Task requirements -
Type out every line below exactly as it reads.
>>>
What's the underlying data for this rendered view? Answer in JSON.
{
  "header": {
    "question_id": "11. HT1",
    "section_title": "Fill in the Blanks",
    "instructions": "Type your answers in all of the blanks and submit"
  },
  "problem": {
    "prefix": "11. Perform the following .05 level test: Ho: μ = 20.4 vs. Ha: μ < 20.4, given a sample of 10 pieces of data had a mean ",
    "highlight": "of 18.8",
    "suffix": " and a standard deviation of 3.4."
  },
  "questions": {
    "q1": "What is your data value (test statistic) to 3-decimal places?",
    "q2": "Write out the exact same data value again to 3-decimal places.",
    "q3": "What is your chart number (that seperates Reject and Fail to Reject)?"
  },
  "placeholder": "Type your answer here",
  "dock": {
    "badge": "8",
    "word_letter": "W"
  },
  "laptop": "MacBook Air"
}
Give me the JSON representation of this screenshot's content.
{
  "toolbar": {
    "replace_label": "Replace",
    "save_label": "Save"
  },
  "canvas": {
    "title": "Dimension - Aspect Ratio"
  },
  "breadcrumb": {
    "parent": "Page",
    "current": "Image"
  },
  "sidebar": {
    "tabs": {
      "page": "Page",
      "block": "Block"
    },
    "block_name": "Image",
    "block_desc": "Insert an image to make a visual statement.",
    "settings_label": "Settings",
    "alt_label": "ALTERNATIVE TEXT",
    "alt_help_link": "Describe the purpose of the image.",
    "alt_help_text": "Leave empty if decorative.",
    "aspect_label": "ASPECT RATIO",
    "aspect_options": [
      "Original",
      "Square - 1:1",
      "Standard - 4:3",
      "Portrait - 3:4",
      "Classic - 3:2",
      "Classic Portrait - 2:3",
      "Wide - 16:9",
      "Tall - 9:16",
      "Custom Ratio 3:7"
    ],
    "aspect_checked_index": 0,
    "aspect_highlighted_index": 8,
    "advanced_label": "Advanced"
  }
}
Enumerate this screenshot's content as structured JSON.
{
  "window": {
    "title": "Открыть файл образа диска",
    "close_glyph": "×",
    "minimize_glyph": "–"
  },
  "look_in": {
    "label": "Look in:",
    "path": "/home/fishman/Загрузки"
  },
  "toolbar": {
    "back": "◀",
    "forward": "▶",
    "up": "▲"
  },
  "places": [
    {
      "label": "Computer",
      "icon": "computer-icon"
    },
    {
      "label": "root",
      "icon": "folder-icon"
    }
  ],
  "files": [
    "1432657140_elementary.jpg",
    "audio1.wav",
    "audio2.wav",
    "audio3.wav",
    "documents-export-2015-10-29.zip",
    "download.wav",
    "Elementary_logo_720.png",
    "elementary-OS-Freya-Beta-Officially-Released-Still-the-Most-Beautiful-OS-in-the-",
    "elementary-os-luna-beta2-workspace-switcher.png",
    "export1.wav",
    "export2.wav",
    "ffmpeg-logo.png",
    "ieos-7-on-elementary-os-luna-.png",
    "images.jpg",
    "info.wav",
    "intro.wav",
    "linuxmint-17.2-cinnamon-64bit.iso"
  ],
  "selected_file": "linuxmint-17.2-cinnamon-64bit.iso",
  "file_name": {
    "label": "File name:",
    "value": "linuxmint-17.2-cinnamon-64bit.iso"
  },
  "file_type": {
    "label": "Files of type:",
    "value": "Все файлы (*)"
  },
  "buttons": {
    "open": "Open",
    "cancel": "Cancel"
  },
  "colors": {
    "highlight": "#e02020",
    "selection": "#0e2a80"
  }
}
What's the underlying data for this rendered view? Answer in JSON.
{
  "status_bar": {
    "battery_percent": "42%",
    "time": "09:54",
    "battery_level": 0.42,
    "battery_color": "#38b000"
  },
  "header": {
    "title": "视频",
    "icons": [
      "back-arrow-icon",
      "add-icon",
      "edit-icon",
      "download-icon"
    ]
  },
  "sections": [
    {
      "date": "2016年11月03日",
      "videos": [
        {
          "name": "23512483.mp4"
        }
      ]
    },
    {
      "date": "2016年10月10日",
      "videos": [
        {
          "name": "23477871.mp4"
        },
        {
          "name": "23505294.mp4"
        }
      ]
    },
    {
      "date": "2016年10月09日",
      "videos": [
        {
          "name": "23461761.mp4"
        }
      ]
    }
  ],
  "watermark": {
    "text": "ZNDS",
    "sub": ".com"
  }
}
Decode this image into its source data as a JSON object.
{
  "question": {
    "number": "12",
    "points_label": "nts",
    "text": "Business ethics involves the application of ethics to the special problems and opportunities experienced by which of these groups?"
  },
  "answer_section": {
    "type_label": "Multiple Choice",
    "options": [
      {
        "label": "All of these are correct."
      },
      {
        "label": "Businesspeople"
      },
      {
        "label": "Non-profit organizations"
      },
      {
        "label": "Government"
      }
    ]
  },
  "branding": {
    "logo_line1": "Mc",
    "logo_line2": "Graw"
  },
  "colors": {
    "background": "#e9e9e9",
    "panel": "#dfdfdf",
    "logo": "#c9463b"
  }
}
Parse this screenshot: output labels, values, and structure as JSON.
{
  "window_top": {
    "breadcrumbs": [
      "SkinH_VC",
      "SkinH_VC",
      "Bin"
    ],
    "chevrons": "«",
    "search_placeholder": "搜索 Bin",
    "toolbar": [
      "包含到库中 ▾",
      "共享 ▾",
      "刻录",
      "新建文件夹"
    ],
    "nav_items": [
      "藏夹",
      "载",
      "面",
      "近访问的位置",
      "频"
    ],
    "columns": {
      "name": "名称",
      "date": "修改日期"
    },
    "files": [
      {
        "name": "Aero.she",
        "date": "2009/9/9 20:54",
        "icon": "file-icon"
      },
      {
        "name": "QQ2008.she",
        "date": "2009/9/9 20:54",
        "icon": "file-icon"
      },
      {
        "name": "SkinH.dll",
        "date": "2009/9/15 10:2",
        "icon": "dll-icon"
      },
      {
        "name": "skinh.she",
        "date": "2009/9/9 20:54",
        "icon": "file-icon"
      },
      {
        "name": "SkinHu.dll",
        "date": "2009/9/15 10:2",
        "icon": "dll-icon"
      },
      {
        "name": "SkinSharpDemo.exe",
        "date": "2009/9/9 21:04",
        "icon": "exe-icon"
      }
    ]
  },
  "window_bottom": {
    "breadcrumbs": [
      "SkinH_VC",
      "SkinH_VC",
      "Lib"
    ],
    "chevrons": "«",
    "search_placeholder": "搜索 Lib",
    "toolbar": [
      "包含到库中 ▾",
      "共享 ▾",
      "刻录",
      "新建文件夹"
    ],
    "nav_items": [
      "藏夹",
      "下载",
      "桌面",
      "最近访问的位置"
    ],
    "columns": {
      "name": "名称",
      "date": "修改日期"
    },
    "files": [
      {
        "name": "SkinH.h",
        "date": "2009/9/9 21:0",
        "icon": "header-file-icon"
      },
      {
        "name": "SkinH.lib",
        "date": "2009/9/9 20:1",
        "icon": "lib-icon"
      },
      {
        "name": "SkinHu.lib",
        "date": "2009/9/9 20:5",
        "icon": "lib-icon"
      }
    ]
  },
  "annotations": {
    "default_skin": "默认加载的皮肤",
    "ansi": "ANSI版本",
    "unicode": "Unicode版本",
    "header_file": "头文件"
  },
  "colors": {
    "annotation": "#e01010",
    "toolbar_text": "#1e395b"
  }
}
<<<
Completed task -
What's the underlying data for this rendered view? Answer in JSON.
{
  "header": {
    "question_id": "11. HT1",
    "section_title": "Fill in the Blanks",
    "instructions": "Type your answers in all of the blanks and submit"
  },
  "problem": {
    "prefix": "11. Perform the following .05 level test: Ho: μ = 20.4 vs. Ha: μ < 20.4, given a sample of 10 pieces of data had a mean ",
    "highlight": "of 18.8",
    "suffix": " and a standard deviation of 3.4."
  },
  "questions": {
    "q1": "What is your data value (test statistic) to 3-decimal places?",
    "q2": "Write out the exact same data value again to 3-decimal places.",
    "q3": "What is your chart number (that seperates Reject and Fail to Reject)?"
  },
  "placeholder": "Type your answer here",
  "dock": {
    "badge": "8",
    "word_letter": "W"
  },
  "laptop": "MacBook Air"
}
Give me the JSON representation of this screenshot's content.
{
  "toolbar": {
    "replace_label": "Replace",
    "save_label": "Save"
  },
  "canvas": {
    "title": "Dimension - Aspect Ratio"
  },
  "breadcrumb": {
    "parent": "Page",
    "current": "Image"
  },
  "sidebar": {
    "tabs": {
      "page": "Page",
      "block": "Block"
    },
    "block_name": "Image",
    "block_desc": "Insert an image to make a visual statement.",
    "settings_label": "Settings",
    "alt_label": "ALTERNATIVE TEXT",
    "alt_help_link": "Describe the purpose of the image.",
    "alt_help_text": "Leave empty if decorative.",
    "aspect_label": "ASPECT RATIO",
    "aspect_options": [
      "Original",
      "Square - 1:1",
      "Standard - 4:3",
      "Portrait - 3:4",
      "Classic - 3:2",
      "Classic Portrait - 2:3",
      "Wide - 16:9",
      "Tall - 9:16",
      "Custom Ratio 3:7"
    ],
    "aspect_checked_index": 0,
    "aspect_highlighted_index": 8,
    "advanced_label": "Advanced"
  }
}
Enumerate this screenshot's content as structured JSON.
{
  "window": {
    "title": "Открыть файл образа диска",
    "close_glyph": "×",
    "minimize_glyph": "–"
  },
  "look_in": {
    "label": "Look in:",
    "path": "/home/fishman/Загрузки"
  },
  "toolbar": {
    "back": "◀",
    "forward": "▶",
    "up": "▲"
  },
  "places": [
    {
      "label": "Computer",
      "icon": "computer-icon"
    },
    {
      "label": "root",
      "icon": "folder-icon"
    }
  ],
  "files": [
    "1432657140_elementary.jpg",
    "audio1.wav",
    "audio2.wav",
    "audio3.wav",
    "documents-export-2015-10-29.zip",
    "download.wav",
    "Elementary_logo_720.png",
    "elementary-OS-Freya-Beta-Officially-Released-Still-the-Most-Beautiful-OS-in-the-",
    "elementary-os-luna-beta2-workspace-switcher.png",
    "export1.wav",
    "export2.wav",
    "ffmpeg-logo.png",
    "ieos-7-on-elementary-os-luna-.png",
    "images.jpg",
    "info.wav",
    "intro.wav",
    "linuxmint-17.2-cinnamon-64bit.iso"
  ],
  "selected_file": "linuxmint-17.2-cinnamon-64bit.iso",
  "file_name": {
    "label": "File name:",
    "value": "linuxmint-17.2-cinnamon-64bit.iso"
  },
  "file_type": {
    "label": "Files of type:",
    "value": "Все файлы (*)"
  },
  "buttons": {
    "open": "Open",
    "cancel": "Cancel"
  },
  "colors": {
    "highlight": "#e02020",
    "selection": "#0e2a80"
  }
}
What's the underlying data for this rendered view? Answer in JSON.
{
  "status_bar": {
    "battery_percent": "42%",
    "time": "09:54",
    "battery_level": 0.42,
    "battery_color": "#38b000"
  },
  "header": {
    "title": "视频",
    "icons": [
      "back-arrow-icon",
      "add-icon",
      "edit-icon",
      "download-icon"
    ]
  },
  "sections": [
    {
      "date": "2016年11月03日",
      "videos": [
        {
          "name": "23512483.mp4"
        }
      ]
    },
    {
      "date": "2016年10月10日",
      "videos": [
        {
          "name": "23477871.mp4"
        },
        {
          "name": "23505294.mp4"
        }
      ]
    },
    {
      "date": "2016年10月09日",
      "videos": [
        {
          "name": "23461761.mp4"
        }
      ]
    }
  ],
  "watermark": {
    "text": "ZNDS",
    "sub": ".com"
  }
}
Decode this image into its source data as a JSON object.
{
  "question": {
    "number": "12",
    "points_label": "nts",
    "text": "Business ethics involves the application of ethics to the special problems and opportunities experienced by which of these groups?"
  },
  "answer_section": {
    "type_label": "Multiple Choice",
    "options": [
      {
        "label": "All of these are correct."
      },
      {
        "label": "Businesspeople"
      },
      {
        "label": "Non-profit organizations"
      },
      {
        "label": "Government"
      }
    ]
  },
  "branding": {
    "logo_line1": "Mc",
    "logo_line2": "Graw"
  },
  "colors": {
    "background": "#e9e9e9",
    "panel": "#dfdfdf",
    "logo": "#c9463b"
  }
}
Parse this screenshot: output labels, values, and structure as JSON.
{
  "window_top": {
    "breadcrumbs": [
      "SkinH_VC",
      "SkinH_VC",
      "Bin"
    ],
    "chevrons": "«",
    "search_placeholder": "搜索 Bin",
    "toolbar": [
      "包含到库中 ▾",
      "共享 ▾",
      "刻录",
      "新建文件夹"
    ],
    "nav_items": [
      "藏夹",
      "载",
      "面",
      "近访问的位置",
      "频"
    ],
    "columns": {
      "name": "名称",
      "date": "修改日期"
    },
    "files": [
      {
        "name": "Aero.she",
        "date": "2009/9/9 20:54",
        "icon": "file-icon"
      },
      {
        "name": "QQ2008.she",
        "date": "2009/9/9 20:54",
        "icon": "file-icon"
      },
      {
        "name": "SkinH.dll",
        "date": "2009/9/15 10:2",
        "icon": "dll-icon"
      },
      {
        "name": "skinh.she",
        "date": "2009/9/9 20:54",
        "icon": "file-icon"
      },
      {
        "name": "SkinHu.dll",
        "date": "2009/9/15 10:2",
        "icon": "dll-icon"
      },
      {
        "name": "SkinSharpDemo.exe",
        "date": "2009/9/9 21:04",
        "icon": "exe-icon"
      }
    ]
  },
  "window_bottom": {
    "breadcrumbs": [
      "SkinH_VC",
      "SkinH_VC",
      "Lib"
    ],
    "chevrons": "«",
    "search_placeholder": "搜索 Lib",
    "toolbar": [
      "包含到库中 ▾",
      "共享 ▾",
      "刻录",
      "新建文件夹"
    ],
    "nav_items": [
      "藏夹",
      "下载",
      "桌面",
      "最近访问的位置"
    ],
    "columns": {
      "name": "名称",
      "date": "修改日期"
    },
    "files": [
      {
        "name": "SkinH.h",
        "date": "2009/9/9 21:0",
        "icon": "header-file-icon"
      },
      {
        "name": "SkinH.lib",
        "date": "2009/9/9 20:1",
        "icon": "lib-icon"
      },
      {
        "name": "SkinHu.lib",
        "date": "2009/9/9 20:5",
        "icon": "lib-icon"
      }
    ]
  },
  "annotations": {
    "default_skin": "默认加载的皮肤",
    "ansi": "ANSI版本",
    "unicode": "Unicode版本",
    "header_file": "头文件"
  },
  "colors": {
    "annotation": "#e01010",
    "toolbar_text": "#1e395b"
  }
}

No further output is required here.